Information given ::
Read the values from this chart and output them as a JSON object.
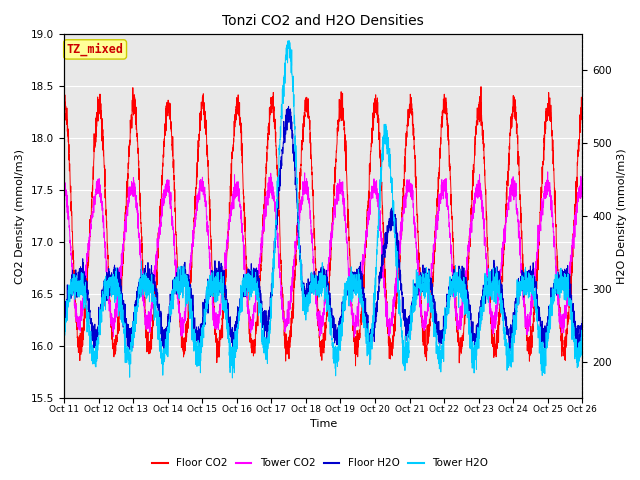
{
  "title": "Tonzi CO2 and H2O Densities",
  "xlabel": "Time",
  "ylabel_left": "CO2 Density (mmol/m3)",
  "ylabel_right": "H2O Density (mmol/m3)",
  "annotation": "TZ_mixed",
  "ylim_left": [
    15.5,
    19.0
  ],
  "ylim_right": [
    150,
    650
  ],
  "xtick_labels": [
    "Oct 11",
    "Oct 12",
    "Oct 13",
    "Oct 14",
    "Oct 15",
    "Oct 16",
    "Oct 17",
    "Oct 18",
    "Oct 19",
    "Oct 20",
    "Oct 21",
    "Oct 22",
    "Oct 23",
    "Oct 24",
    "Oct 25",
    "Oct 26"
  ],
  "colors": {
    "floor_co2": "#ff0000",
    "tower_co2": "#ff00ff",
    "floor_h2o": "#0000cc",
    "tower_h2o": "#00ccff"
  },
  "legend_labels": [
    "Floor CO2",
    "Tower CO2",
    "Floor H2O",
    "Tower H2O"
  ],
  "plot_bg_color": "#e8e8e8",
  "fig_bg_color": "#ffffff",
  "annotation_box_color": "#ffff99",
  "annotation_text_color": "#cc0000",
  "annotation_edge_color": "#cccc00",
  "grid_color": "#ffffff",
  "n_points": 3600,
  "seed": 42
}
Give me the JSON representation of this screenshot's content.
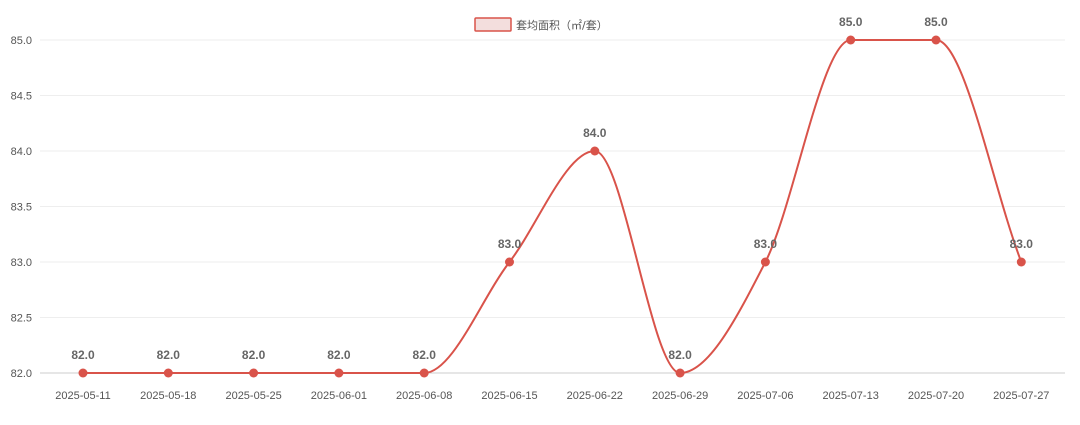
{
  "chart_data": {
    "type": "line",
    "categories": [
      "2025-05-11",
      "2025-05-18",
      "2025-05-25",
      "2025-06-01",
      "2025-06-08",
      "2025-06-15",
      "2025-06-22",
      "2025-06-29",
      "2025-07-06",
      "2025-07-13",
      "2025-07-20",
      "2025-07-27"
    ],
    "series": [
      {
        "name": "套均面积（㎡/套）",
        "values": [
          82.0,
          82.0,
          82.0,
          82.0,
          82.0,
          83.0,
          84.0,
          82.0,
          83.0,
          85.0,
          85.0,
          83.0
        ],
        "labels": [
          "82.0",
          "82.0",
          "82.0",
          "82.0",
          "82.0",
          "83.0",
          "84.0",
          "82.0",
          "83.0",
          "85.0",
          "85.0",
          "83.0"
        ],
        "color": "#d9534a",
        "legend_fill": "#f3dedd"
      }
    ],
    "yticks": [
      "82.0",
      "82.5",
      "83.0",
      "83.5",
      "84.0",
      "84.5",
      "85.0"
    ],
    "ylim": [
      82.0,
      85.0
    ],
    "grid": true,
    "legend_position": "top-center",
    "smooth": true,
    "title": "",
    "xlabel": "",
    "ylabel": ""
  }
}
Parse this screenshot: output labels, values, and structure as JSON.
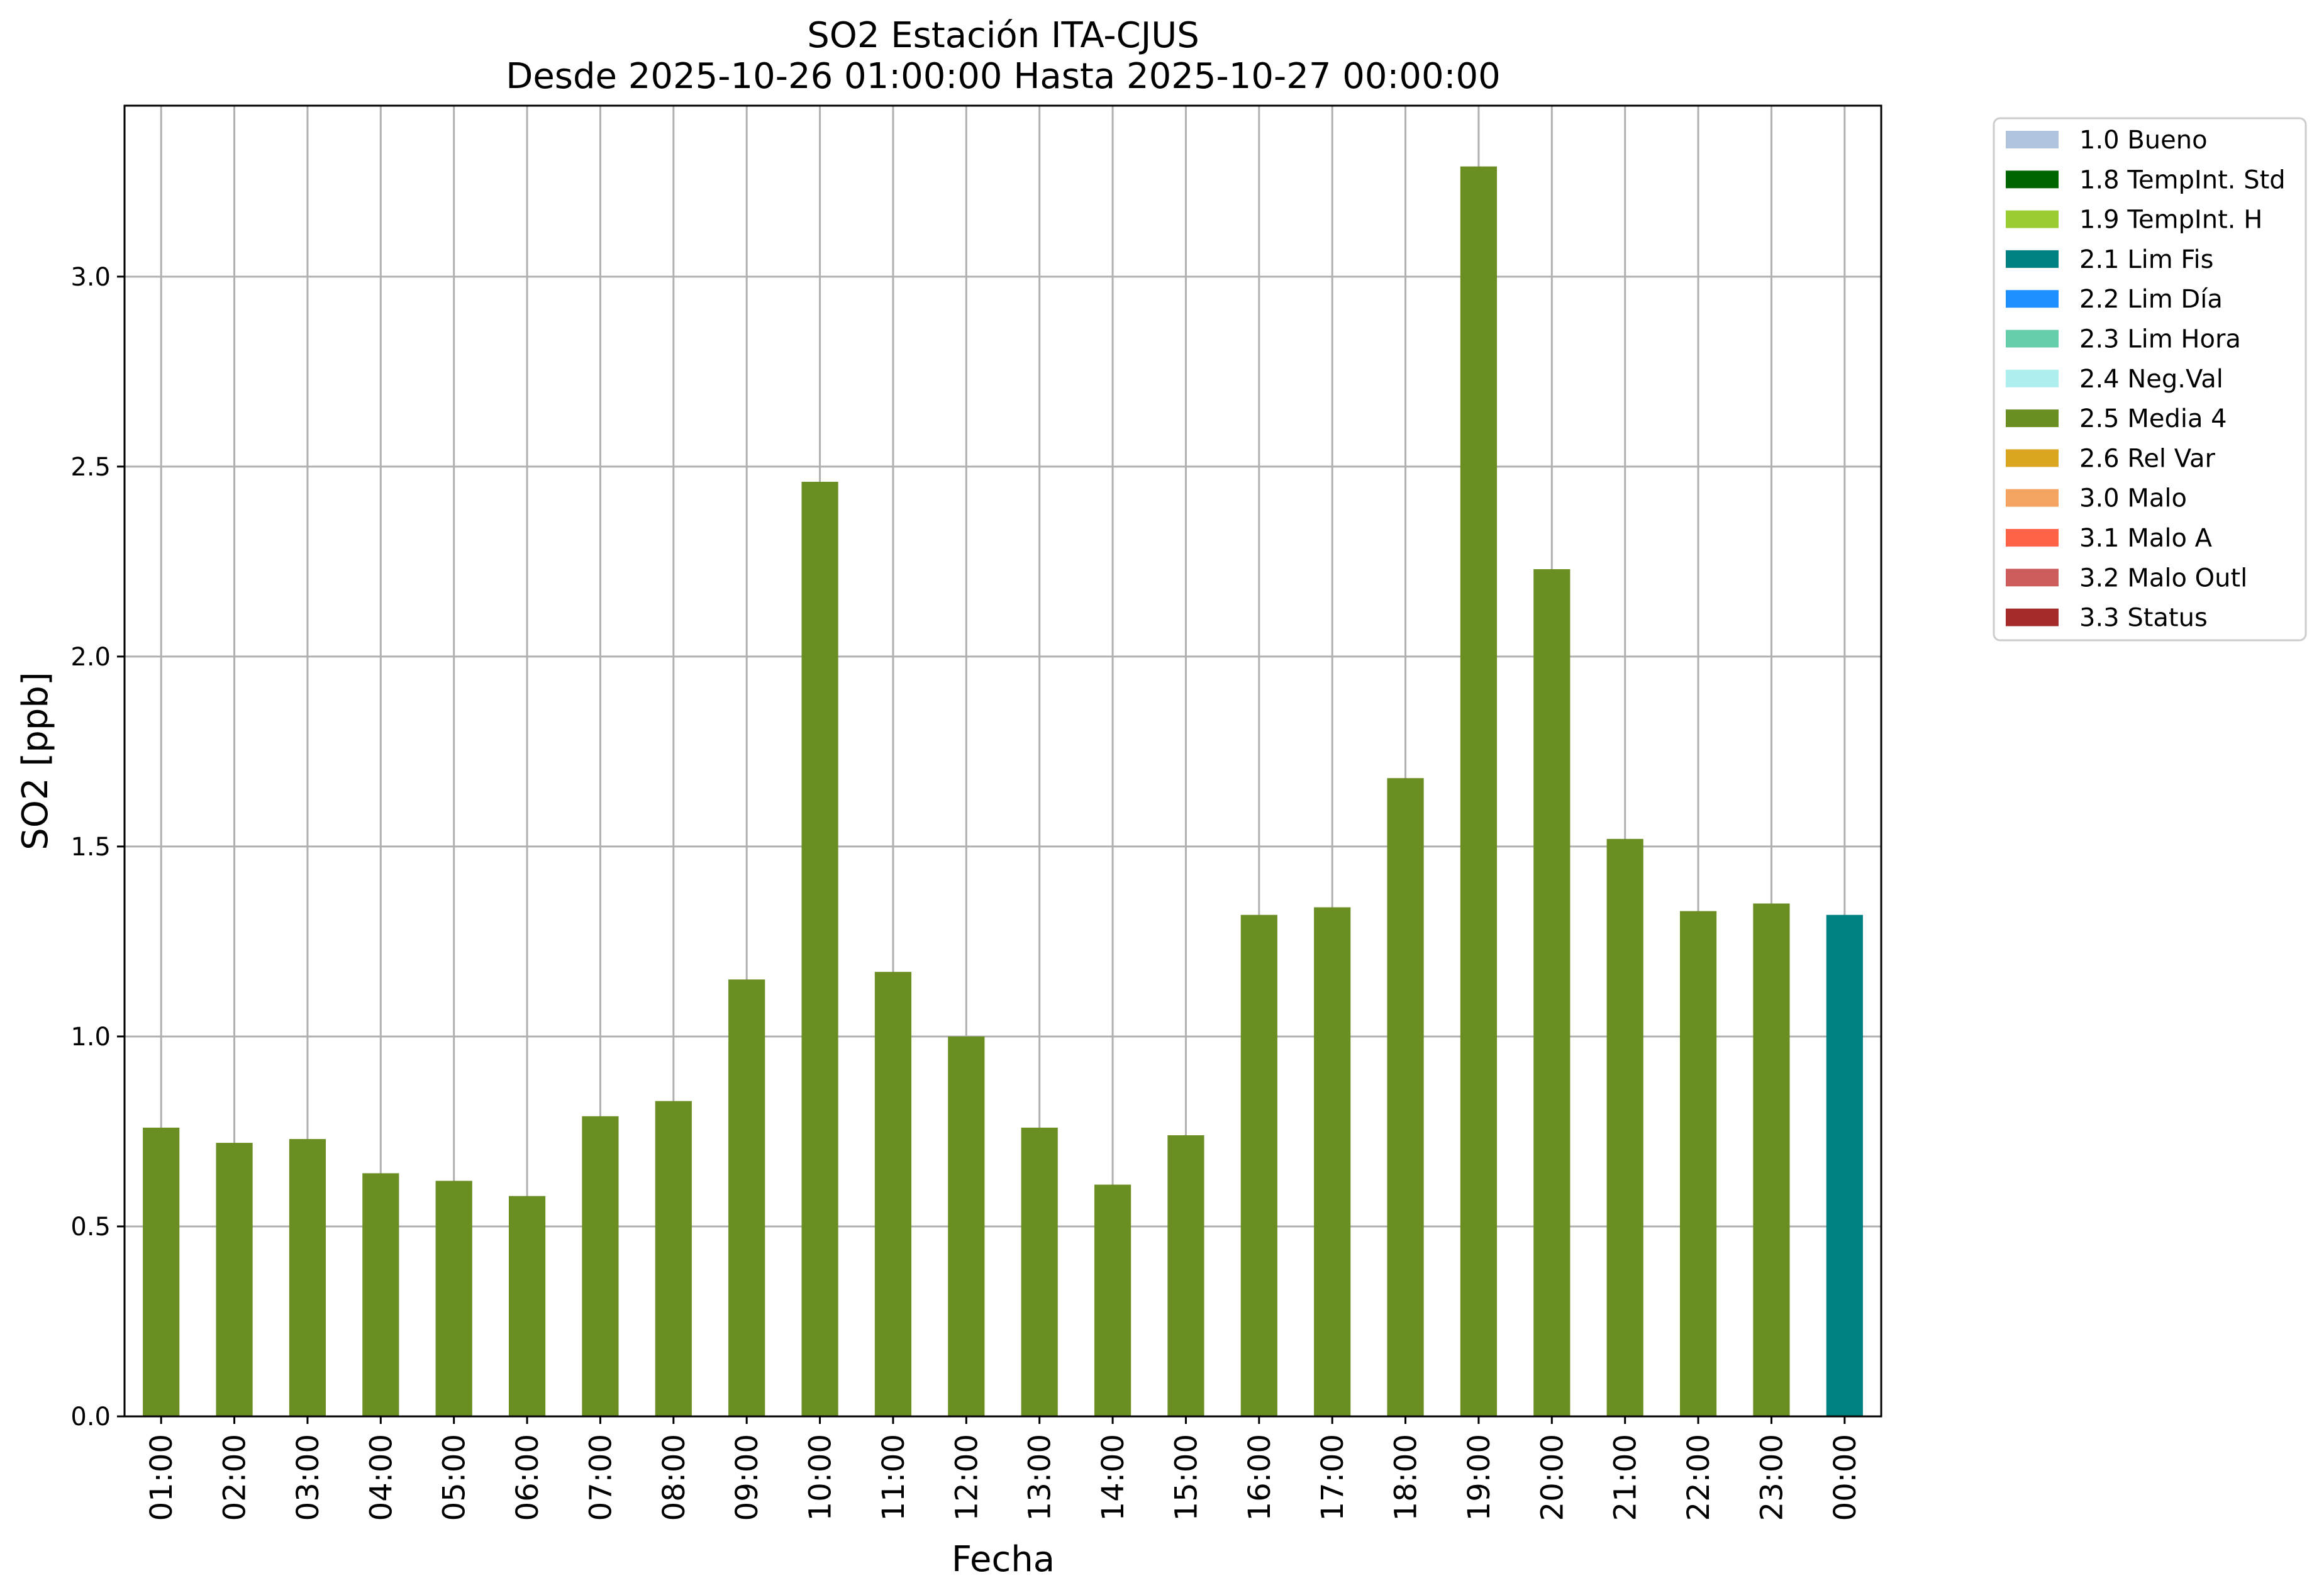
{
  "chart_data": {
    "type": "bar",
    "title": "SO2 Estación ITA-CJUS",
    "subtitle": "Desde 2025-10-26 01:00:00 Hasta 2025-10-27 00:00:00",
    "xlabel": "Fecha",
    "ylabel": "SO2 [ppb]",
    "ylim": [
      0,
      3.45
    ],
    "yticks": [
      "0.0",
      "0.5",
      "1.0",
      "1.5",
      "2.0",
      "2.5",
      "3.0"
    ],
    "grid": true,
    "legend_position": "outside-top-right",
    "categories": [
      "01:00",
      "02:00",
      "03:00",
      "04:00",
      "05:00",
      "06:00",
      "07:00",
      "08:00",
      "09:00",
      "10:00",
      "11:00",
      "12:00",
      "13:00",
      "14:00",
      "15:00",
      "16:00",
      "17:00",
      "18:00",
      "19:00",
      "20:00",
      "21:00",
      "22:00",
      "23:00",
      "00:00"
    ],
    "values": [
      0.76,
      0.72,
      0.73,
      0.64,
      0.62,
      0.58,
      0.79,
      0.83,
      1.15,
      2.46,
      1.17,
      1.0,
      0.76,
      0.61,
      0.74,
      1.32,
      1.34,
      1.68,
      3.29,
      2.23,
      1.52,
      1.33,
      1.35,
      1.32
    ],
    "flags": [
      "2.5 Media 4",
      "2.5 Media 4",
      "2.5 Media 4",
      "2.5 Media 4",
      "2.5 Media 4",
      "2.5 Media 4",
      "2.5 Media 4",
      "2.5 Media 4",
      "2.5 Media 4",
      "2.5 Media 4",
      "2.5 Media 4",
      "2.5 Media 4",
      "2.5 Media 4",
      "2.5 Media 4",
      "2.5 Media 4",
      "2.5 Media 4",
      "2.5 Media 4",
      "2.5 Media 4",
      "2.5 Media 4",
      "2.5 Media 4",
      "2.5 Media 4",
      "2.5 Media 4",
      "2.5 Media 4",
      "2.1 Lim Fis"
    ],
    "legend": [
      {
        "label": "1.0 Bueno",
        "color": "#b0c4de"
      },
      {
        "label": "1.8 TempInt. Std",
        "color": "#006400"
      },
      {
        "label": "1.9 TempInt. H",
        "color": "#9acd32"
      },
      {
        "label": "2.1 Lim Fis",
        "color": "#008080"
      },
      {
        "label": "2.2 Lim Día",
        "color": "#1e90ff"
      },
      {
        "label": "2.3 Lim Hora",
        "color": "#66cdaa"
      },
      {
        "label": "2.4 Neg.Val",
        "color": "#afeeee"
      },
      {
        "label": "2.5 Media 4",
        "color": "#6b8e23"
      },
      {
        "label": "2.6 Rel Var",
        "color": "#daa520"
      },
      {
        "label": "3.0 Malo",
        "color": "#f4a460"
      },
      {
        "label": "3.1 Malo A",
        "color": "#ff6347"
      },
      {
        "label": "3.2 Malo Outl",
        "color": "#cd5c5c"
      },
      {
        "label": "3.3 Status",
        "color": "#a52a2a"
      }
    ]
  }
}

Exercise description ::
Give the data again exactly as written, with all pictures left out.

Task solution ::
Read the values from this chart and output them as a JSON object.
{
  "title": "Tonzi CO2 and H2O Densities",
  "xlabel": "Time",
  "ylabel_left": "CO2 Density (mmol/m3)",
  "ylabel_right": "H2O Density (mmol/m3)",
  "annotation": "TZ_mixed",
  "ylim_left": [
    15.5,
    19.0
  ],
  "ylim_right": [
    150,
    650
  ],
  "xtick_labels": [
    "Oct 11",
    "Oct 12",
    "Oct 13",
    "Oct 14",
    "Oct 15",
    "Oct 16",
    "Oct 17",
    "Oct 18",
    "Oct 19",
    "Oct 20",
    "Oct 21",
    "Oct 22",
    "Oct 23",
    "Oct 24",
    "Oct 25",
    "Oct 26"
  ],
  "colors": {
    "floor_co2": "#ff0000",
    "tower_co2": "#ff00ff",
    "floor_h2o": "#0000cc",
    "tower_h2o": "#00ccff"
  },
  "legend_labels": [
    "Floor CO2",
    "Tower CO2",
    "Floor H2O",
    "Tower H2O"
  ],
  "plot_bg_color": "#e8e8e8",
  "fig_bg_color": "#ffffff",
  "annotation_box_color": "#ffff99",
  "annotation_text_color": "#cc0000",
  "annotation_edge_color": "#cccc00",
  "grid_color": "#ffffff",
  "n_points": 3600,
  "seed": 42
}
Give me the JSON representation of this screenshot's content.
{
  "chart_data": {
    "type": "line",
    "categories": [
      "2025-05-11",
      "2025-05-18",
      "2025-05-25",
      "2025-06-01",
      "2025-06-08",
      "2025-06-15",
      "2025-06-22",
      "2025-06-29",
      "2025-07-06",
      "2025-07-13",
      "2025-07-20",
      "2025-07-27"
    ],
    "series": [
      {
        "name": "套均面积（㎡/套）",
        "values": [
          82.0,
          82.0,
          82.0,
          82.0,
          82.0,
          83.0,
          84.0,
          82.0,
          83.0,
          85.0,
          85.0,
          83.0
        ],
        "labels": [
          "82.0",
          "82.0",
          "82.0",
          "82.0",
          "82.0",
          "83.0",
          "84.0",
          "82.0",
          "83.0",
          "85.0",
          "85.0",
          "83.0"
        ],
        "color": "#d9534a",
        "legend_fill": "#f3dedd"
      }
    ],
    "yticks": [
      "82.0",
      "82.5",
      "83.0",
      "83.5",
      "84.0",
      "84.5",
      "85.0"
    ],
    "ylim": [
      82.0,
      85.0
    ],
    "grid": true,
    "legend_position": "top-center",
    "smooth": true,
    "title": "",
    "xlabel": "",
    "ylabel": ""
  }
}
Parse this screenshot: output labels, values, and structure as JSON.
{
  "chart_data": {
    "type": "bar",
    "title": "SO2 Estación ITA-CJUS",
    "subtitle": "Desde 2025-10-26 01:00:00 Hasta 2025-10-27 00:00:00",
    "xlabel": "Fecha",
    "ylabel": "SO2 [ppb]",
    "ylim": [
      0,
      3.45
    ],
    "yticks": [
      "0.0",
      "0.5",
      "1.0",
      "1.5",
      "2.0",
      "2.5",
      "3.0"
    ],
    "grid": true,
    "legend_position": "outside-top-right",
    "categories": [
      "01:00",
      "02:00",
      "03:00",
      "04:00",
      "05:00",
      "06:00",
      "07:00",
      "08:00",
      "09:00",
      "10:00",
      "11:00",
      "12:00",
      "13:00",
      "14:00",
      "15:00",
      "16:00",
      "17:00",
      "18:00",
      "19:00",
      "20:00",
      "21:00",
      "22:00",
      "23:00",
      "00:00"
    ],
    "values": [
      0.76,
      0.72,
      0.73,
      0.64,
      0.62,
      0.58,
      0.79,
      0.83,
      1.15,
      2.46,
      1.17,
      1.0,
      0.76,
      0.61,
      0.74,
      1.32,
      1.34,
      1.68,
      3.29,
      2.23,
      1.52,
      1.33,
      1.35,
      1.32
    ],
    "flags": [
      "2.5 Media 4",
      "2.5 Media 4",
      "2.5 Media 4",
      "2.5 Media 4",
      "2.5 Media 4",
      "2.5 Media 4",
      "2.5 Media 4",
      "2.5 Media 4",
      "2.5 Media 4",
      "2.5 Media 4",
      "2.5 Media 4",
      "2.5 Media 4",
      "2.5 Media 4",
      "2.5 Media 4",
      "2.5 Media 4",
      "2.5 Media 4",
      "2.5 Media 4",
      "2.5 Media 4",
      "2.5 Media 4",
      "2.5 Media 4",
      "2.5 Media 4",
      "2.5 Media 4",
      "2.5 Media 4",
      "2.1 Lim Fis"
    ],
    "legend": [
      {
        "label": "1.0 Bueno",
        "color": "#b0c4de"
      },
      {
        "label": "1.8 TempInt. Std",
        "color": "#006400"
      },
      {
        "label": "1.9 TempInt. H",
        "color": "#9acd32"
      },
      {
        "label": "2.1 Lim Fis",
        "color": "#008080"
      },
      {
        "label": "2.2 Lim Día",
        "color": "#1e90ff"
      },
      {
        "label": "2.3 Lim Hora",
        "color": "#66cdaa"
      },
      {
        "label": "2.4 Neg.Val",
        "color": "#afeeee"
      },
      {
        "label": "2.5 Media 4",
        "color": "#6b8e23"
      },
      {
        "label": "2.6 Rel Var",
        "color": "#daa520"
      },
      {
        "label": "3.0 Malo",
        "color": "#f4a460"
      },
      {
        "label": "3.1 Malo A",
        "color": "#ff6347"
      },
      {
        "label": "3.2 Malo Outl",
        "color": "#cd5c5c"
      },
      {
        "label": "3.3 Status",
        "color": "#a52a2a"
      }
    ]
  }
}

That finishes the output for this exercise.